⟨

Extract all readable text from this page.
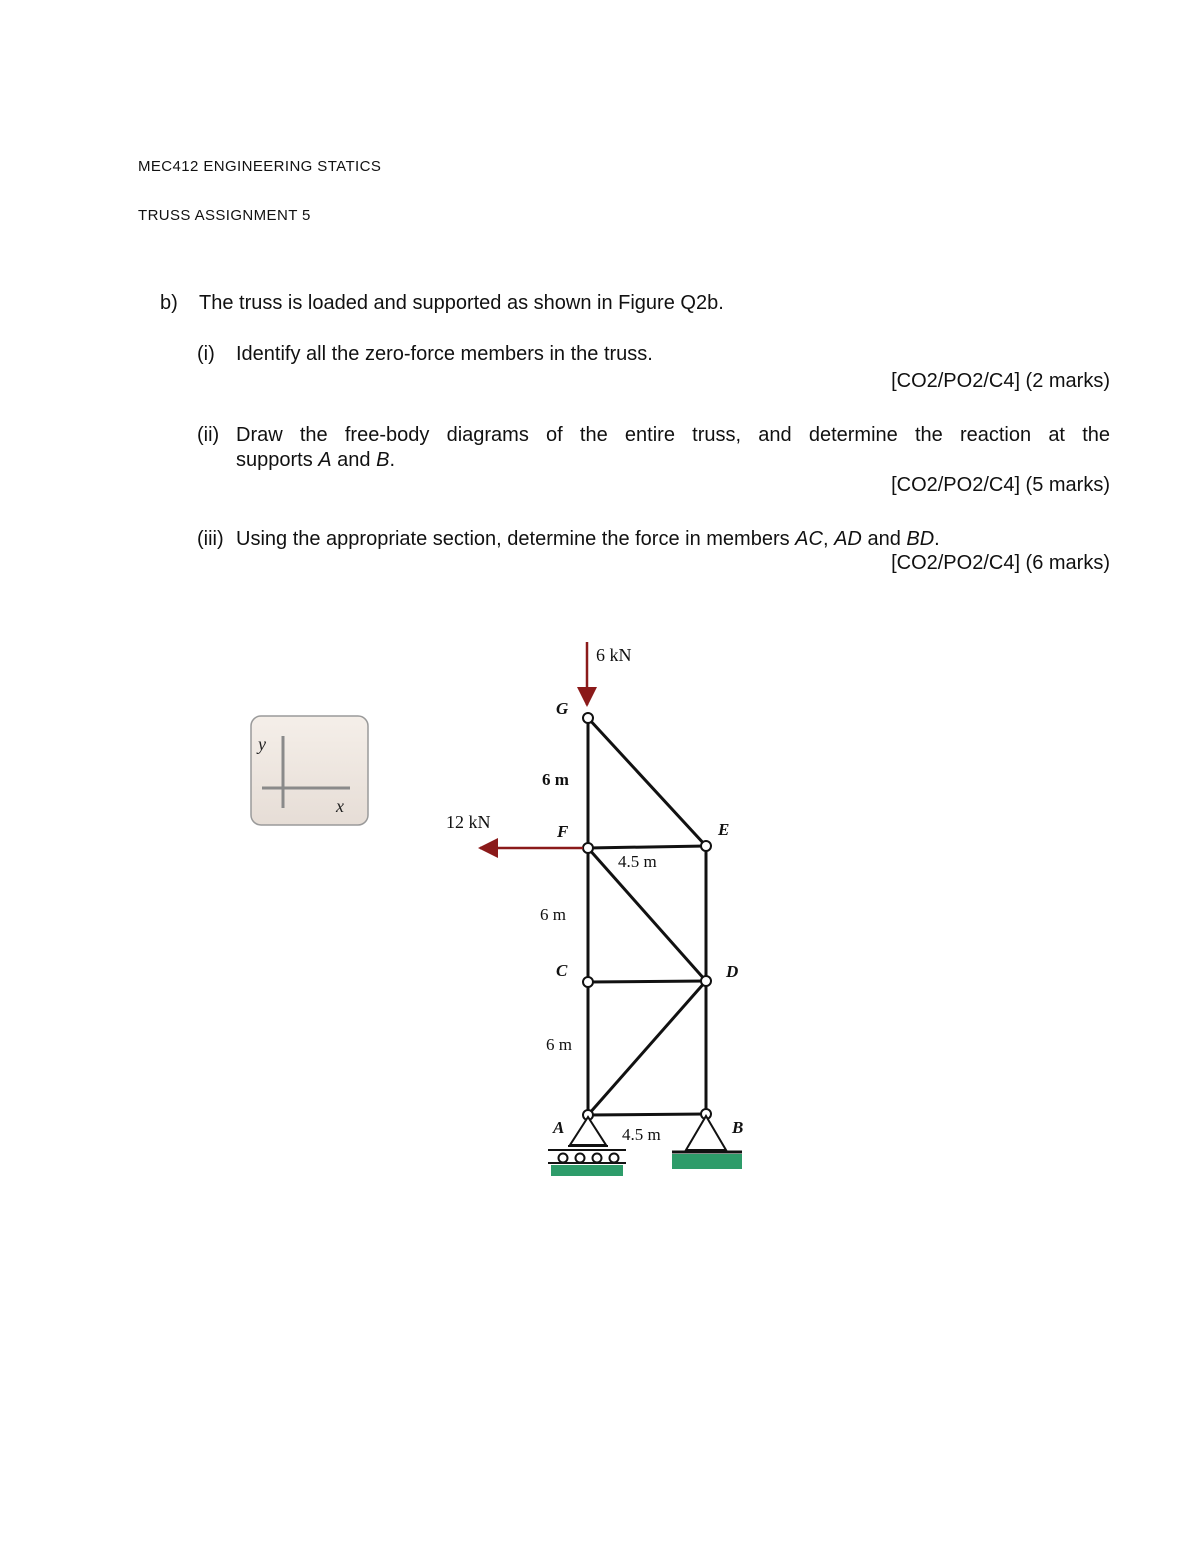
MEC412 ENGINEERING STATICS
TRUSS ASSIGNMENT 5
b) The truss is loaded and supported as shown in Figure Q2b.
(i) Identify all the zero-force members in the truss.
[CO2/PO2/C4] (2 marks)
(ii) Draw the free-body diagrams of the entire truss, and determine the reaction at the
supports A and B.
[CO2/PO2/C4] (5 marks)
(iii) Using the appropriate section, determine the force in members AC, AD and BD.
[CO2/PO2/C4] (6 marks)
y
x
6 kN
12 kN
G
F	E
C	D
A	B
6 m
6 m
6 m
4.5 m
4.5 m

⟩

All lines holding the word "marks" should be picked out and copied.

◆ **Expected answer**:
[CO2/PO2/C4] (2 marks)
[CO2/PO2/C4] (5 marks)
[CO2/PO2/C4] (6 marks)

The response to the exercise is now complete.